§ WORK TASK: Report every line below that carries the word "died".

§ INFORMATION GIVEN:
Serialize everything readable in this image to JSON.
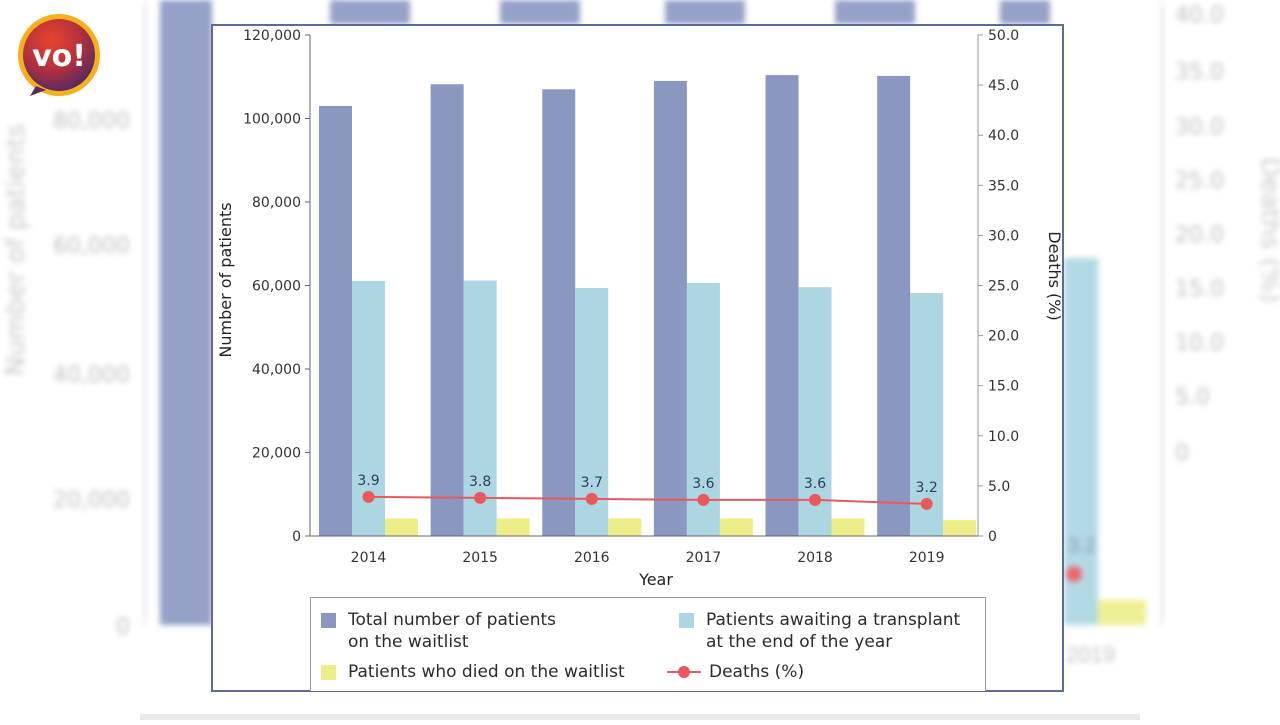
{
  "logo": {
    "text": "vo!",
    "icon": "vo-logo-badge"
  },
  "colors": {
    "total": "#8a97c1",
    "awaiting": "#abd6e2",
    "died": "#eeee88",
    "deaths_line": "#e8595c",
    "frame_border": "#5b6b9a"
  },
  "chart_data": {
    "type": "bar",
    "title": "",
    "xlabel": "Year",
    "ylabel": "Number of patients",
    "y2label": "Deaths (%)",
    "categories": [
      "2014",
      "2015",
      "2016",
      "2017",
      "2018",
      "2019"
    ],
    "ylim": [
      0,
      120000
    ],
    "y2lim": [
      0,
      50
    ],
    "yticks": [
      "0",
      "20,000",
      "40,000",
      "60,000",
      "80,000",
      "100,000",
      "120,000"
    ],
    "ytick_values": [
      0,
      20000,
      40000,
      60000,
      80000,
      100000,
      120000
    ],
    "y2ticks": [
      "0",
      "5.0",
      "10.0",
      "15.0",
      "20.0",
      "25.0",
      "30.0",
      "35.0",
      "40.0",
      "45.0",
      "50.0"
    ],
    "y2tick_values": [
      0,
      5,
      10,
      15,
      20,
      25,
      30,
      35,
      40,
      45,
      50
    ],
    "grid": false,
    "legend_position": "bottom",
    "series": [
      {
        "name": "Total number of patients on the waitlist",
        "type": "bar",
        "axis": "left",
        "values": [
          103000,
          108200,
          107000,
          109000,
          110400,
          110200
        ]
      },
      {
        "name": "Patients awaiting a transplant at the end of the year",
        "type": "bar",
        "axis": "left",
        "values": [
          61100,
          61200,
          59400,
          60600,
          59600,
          58200
        ]
      },
      {
        "name": "Patients who died on the waitlist",
        "type": "bar",
        "axis": "left",
        "values": [
          4200,
          4200,
          4200,
          4200,
          4200,
          3800
        ]
      },
      {
        "name": "Deaths (%)",
        "type": "line",
        "axis": "right",
        "values": [
          3.9,
          3.8,
          3.7,
          3.6,
          3.6,
          3.2
        ],
        "labels": [
          "3.9",
          "3.8",
          "3.7",
          "3.6",
          "3.6",
          "3.2"
        ]
      }
    ]
  },
  "legend": {
    "items": [
      {
        "line1": "Total number of patients",
        "line2": "on the waitlist"
      },
      {
        "line1": "Patients awaiting a transplant",
        "line2": "at the end of the year"
      },
      {
        "line1": "Patients who died on the waitlist"
      },
      {
        "line1": "Deaths (%)"
      }
    ]
  },
  "background": {
    "left_ticks": [
      "0",
      "20,000",
      "40,000",
      "60,000",
      "80,000"
    ],
    "right_ticks": [
      "0",
      "5.0",
      "10.0",
      "15.0",
      "20.0",
      "25.0",
      "30.0",
      "35.0",
      "40.0"
    ],
    "left_label": "Number of patients",
    "right_label": "Deaths (%)",
    "point_label": "3.2",
    "year_label": "2019"
  }
}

§ SOLUTION TO THIS PROBLEM:
    "died": "#eeee88",
        "name": "Patients who died on the waitlist",
        "line1": "Patients who died on the waitlist"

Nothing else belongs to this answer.